▶ _TASK TO COMPLETE_: Go through the material below and copy all lines with "value".

▶ _EXTRACTED RECORDS_:
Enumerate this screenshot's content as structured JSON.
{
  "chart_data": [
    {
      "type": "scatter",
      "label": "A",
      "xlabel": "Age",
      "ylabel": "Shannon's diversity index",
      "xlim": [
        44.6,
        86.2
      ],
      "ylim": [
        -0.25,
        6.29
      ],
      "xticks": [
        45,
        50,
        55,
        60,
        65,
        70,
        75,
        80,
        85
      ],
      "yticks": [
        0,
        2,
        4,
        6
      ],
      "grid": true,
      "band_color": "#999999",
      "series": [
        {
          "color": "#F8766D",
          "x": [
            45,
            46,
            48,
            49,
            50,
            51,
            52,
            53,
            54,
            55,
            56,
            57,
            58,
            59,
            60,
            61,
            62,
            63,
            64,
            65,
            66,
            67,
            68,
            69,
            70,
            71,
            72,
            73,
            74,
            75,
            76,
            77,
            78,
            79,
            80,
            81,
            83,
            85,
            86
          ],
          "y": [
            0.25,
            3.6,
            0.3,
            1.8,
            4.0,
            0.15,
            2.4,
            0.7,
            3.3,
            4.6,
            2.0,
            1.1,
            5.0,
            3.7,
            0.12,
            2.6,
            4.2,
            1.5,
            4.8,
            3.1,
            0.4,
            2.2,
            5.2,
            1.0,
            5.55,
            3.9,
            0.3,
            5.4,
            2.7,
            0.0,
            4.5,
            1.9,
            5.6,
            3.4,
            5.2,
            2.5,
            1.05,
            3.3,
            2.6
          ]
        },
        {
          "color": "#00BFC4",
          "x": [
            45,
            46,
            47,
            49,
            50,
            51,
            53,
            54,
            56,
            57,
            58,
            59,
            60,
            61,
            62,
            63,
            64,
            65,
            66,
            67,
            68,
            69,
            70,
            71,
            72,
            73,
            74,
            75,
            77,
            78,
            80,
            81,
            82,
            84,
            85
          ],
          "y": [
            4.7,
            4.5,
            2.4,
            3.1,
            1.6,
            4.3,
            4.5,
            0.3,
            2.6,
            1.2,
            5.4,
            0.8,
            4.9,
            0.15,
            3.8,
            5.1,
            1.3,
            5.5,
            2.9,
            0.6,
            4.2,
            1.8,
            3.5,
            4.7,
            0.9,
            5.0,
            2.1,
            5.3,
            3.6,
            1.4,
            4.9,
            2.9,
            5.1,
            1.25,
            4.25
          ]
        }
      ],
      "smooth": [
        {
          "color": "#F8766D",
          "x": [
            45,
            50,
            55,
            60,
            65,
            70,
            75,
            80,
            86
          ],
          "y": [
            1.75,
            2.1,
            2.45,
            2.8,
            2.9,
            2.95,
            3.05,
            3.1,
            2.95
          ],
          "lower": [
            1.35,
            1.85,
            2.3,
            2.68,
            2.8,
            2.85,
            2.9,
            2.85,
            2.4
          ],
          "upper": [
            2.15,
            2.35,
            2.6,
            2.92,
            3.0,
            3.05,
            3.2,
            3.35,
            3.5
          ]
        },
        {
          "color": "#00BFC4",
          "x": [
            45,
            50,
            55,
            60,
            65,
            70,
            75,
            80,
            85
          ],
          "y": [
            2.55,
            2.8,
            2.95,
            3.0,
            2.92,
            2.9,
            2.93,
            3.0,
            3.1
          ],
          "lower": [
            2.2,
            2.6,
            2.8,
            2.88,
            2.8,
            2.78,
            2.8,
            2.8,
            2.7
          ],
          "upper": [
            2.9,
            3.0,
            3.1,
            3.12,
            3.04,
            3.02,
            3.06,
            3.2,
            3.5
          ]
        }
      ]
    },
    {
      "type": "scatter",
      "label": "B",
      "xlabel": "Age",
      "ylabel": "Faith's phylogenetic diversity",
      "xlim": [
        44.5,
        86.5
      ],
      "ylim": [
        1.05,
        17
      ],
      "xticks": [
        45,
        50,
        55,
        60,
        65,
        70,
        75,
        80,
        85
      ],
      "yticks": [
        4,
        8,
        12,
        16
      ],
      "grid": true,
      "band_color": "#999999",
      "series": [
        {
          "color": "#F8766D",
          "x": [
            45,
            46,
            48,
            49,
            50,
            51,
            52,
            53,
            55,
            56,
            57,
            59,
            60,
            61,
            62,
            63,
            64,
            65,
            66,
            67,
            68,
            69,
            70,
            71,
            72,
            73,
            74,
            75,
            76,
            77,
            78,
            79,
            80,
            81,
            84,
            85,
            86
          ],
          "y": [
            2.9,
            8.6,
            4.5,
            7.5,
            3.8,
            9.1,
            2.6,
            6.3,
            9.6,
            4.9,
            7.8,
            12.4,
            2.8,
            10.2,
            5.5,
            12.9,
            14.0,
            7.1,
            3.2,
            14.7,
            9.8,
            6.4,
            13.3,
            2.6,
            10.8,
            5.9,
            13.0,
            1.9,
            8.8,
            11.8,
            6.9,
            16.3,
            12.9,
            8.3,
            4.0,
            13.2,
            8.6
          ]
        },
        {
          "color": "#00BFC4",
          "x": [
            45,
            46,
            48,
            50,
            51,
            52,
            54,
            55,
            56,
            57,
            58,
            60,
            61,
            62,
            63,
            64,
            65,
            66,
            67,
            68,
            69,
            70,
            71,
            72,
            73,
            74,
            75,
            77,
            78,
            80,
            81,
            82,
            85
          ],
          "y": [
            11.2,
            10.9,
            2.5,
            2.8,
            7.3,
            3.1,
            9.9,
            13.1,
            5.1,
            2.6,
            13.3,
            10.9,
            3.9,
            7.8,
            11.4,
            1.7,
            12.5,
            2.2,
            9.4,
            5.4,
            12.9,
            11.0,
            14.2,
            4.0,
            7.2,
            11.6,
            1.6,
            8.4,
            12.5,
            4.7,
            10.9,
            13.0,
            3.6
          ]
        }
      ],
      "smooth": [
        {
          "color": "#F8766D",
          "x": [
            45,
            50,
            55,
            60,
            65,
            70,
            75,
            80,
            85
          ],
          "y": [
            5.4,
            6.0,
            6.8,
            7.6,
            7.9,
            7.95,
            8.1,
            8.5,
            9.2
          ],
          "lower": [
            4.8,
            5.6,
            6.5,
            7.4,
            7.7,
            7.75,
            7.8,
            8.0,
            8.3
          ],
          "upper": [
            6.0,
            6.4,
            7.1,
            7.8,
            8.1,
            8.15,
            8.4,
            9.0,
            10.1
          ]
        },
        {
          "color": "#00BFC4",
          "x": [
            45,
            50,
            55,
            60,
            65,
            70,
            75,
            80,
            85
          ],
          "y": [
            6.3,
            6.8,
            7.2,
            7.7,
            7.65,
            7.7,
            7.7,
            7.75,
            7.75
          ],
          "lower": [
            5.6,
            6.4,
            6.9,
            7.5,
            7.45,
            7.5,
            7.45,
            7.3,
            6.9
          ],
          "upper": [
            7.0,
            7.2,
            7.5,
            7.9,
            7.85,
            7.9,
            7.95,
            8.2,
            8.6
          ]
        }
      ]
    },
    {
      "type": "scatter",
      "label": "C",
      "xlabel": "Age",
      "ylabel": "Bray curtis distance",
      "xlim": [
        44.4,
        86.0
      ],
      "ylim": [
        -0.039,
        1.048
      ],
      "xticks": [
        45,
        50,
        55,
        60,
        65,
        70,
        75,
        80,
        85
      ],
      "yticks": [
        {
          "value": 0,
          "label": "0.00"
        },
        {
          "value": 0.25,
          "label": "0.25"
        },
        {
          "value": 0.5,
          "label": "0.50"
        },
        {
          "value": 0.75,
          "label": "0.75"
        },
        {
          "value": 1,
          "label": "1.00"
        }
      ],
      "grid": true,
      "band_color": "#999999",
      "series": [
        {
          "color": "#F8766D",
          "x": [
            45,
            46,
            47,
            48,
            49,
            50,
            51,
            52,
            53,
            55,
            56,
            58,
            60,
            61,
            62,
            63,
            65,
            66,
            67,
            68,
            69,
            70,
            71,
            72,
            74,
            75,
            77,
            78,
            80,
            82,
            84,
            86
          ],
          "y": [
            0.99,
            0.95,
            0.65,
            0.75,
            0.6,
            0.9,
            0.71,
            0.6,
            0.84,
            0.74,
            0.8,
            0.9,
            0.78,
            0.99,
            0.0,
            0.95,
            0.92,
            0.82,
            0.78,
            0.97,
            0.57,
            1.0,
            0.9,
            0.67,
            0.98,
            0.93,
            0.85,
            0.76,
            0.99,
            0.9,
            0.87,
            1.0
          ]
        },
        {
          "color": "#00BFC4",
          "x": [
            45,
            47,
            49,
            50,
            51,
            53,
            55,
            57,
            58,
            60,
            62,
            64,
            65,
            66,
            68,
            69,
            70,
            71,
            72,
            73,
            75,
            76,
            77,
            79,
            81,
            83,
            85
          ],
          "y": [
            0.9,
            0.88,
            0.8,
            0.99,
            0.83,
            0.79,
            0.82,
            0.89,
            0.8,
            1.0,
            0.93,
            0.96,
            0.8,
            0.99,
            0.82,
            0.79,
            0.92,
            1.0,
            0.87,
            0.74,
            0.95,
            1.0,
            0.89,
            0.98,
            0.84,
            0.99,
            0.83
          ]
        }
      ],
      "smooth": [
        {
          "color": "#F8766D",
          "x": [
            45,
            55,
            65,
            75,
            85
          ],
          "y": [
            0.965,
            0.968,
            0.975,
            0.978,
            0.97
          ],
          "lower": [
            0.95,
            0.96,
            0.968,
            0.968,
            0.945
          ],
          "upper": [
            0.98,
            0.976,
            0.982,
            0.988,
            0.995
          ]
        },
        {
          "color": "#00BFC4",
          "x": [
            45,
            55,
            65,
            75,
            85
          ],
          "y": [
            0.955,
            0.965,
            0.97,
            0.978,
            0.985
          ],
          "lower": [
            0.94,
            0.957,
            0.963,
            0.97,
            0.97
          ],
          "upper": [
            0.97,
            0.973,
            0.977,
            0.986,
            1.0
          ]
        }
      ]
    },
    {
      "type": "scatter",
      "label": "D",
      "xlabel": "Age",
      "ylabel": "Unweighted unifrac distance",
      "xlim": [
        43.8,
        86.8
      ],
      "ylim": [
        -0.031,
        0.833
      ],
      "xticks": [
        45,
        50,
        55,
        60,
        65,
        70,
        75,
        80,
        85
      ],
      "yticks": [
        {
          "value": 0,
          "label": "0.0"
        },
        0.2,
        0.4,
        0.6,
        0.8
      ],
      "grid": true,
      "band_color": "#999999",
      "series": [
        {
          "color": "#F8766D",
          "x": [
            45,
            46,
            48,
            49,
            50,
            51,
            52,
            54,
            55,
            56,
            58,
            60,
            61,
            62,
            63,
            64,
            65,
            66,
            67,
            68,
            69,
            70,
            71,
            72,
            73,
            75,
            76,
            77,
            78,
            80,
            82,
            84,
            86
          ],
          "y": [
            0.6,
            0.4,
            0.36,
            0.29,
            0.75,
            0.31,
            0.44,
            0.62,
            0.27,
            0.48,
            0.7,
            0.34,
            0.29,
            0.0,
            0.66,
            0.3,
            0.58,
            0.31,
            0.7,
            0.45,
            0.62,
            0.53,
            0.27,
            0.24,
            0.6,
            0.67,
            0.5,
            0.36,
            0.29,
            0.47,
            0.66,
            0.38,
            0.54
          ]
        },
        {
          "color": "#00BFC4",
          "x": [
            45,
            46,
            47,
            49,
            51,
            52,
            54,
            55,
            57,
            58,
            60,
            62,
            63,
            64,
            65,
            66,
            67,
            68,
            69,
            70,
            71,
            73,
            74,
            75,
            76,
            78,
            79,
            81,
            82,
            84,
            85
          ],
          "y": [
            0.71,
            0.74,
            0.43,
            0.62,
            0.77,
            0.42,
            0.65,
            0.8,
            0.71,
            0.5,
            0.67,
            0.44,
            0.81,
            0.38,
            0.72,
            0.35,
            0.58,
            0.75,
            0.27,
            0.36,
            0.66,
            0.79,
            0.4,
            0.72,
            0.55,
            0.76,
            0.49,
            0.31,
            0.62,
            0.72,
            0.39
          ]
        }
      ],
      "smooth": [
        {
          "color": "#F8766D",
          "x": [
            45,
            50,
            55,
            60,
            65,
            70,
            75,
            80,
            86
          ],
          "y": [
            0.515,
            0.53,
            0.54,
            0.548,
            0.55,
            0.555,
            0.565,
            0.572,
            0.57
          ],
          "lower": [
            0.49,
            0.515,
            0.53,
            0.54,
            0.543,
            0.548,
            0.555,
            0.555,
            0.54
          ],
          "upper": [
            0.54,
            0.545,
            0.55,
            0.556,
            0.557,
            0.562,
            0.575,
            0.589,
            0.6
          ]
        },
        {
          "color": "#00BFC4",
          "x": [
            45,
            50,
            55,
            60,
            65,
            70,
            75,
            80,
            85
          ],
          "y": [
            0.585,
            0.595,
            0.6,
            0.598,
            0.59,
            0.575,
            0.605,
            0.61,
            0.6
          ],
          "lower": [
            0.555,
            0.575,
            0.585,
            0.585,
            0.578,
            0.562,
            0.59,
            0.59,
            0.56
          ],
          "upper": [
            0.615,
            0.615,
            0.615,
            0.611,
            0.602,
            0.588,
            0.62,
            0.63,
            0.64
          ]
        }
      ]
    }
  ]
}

▶ _FULL ANSWER_:
          "value": 0,
          "value": 0.25,
          "value": 0.5,
          "value": 0.75,
          "value": 1,
          "value": 0,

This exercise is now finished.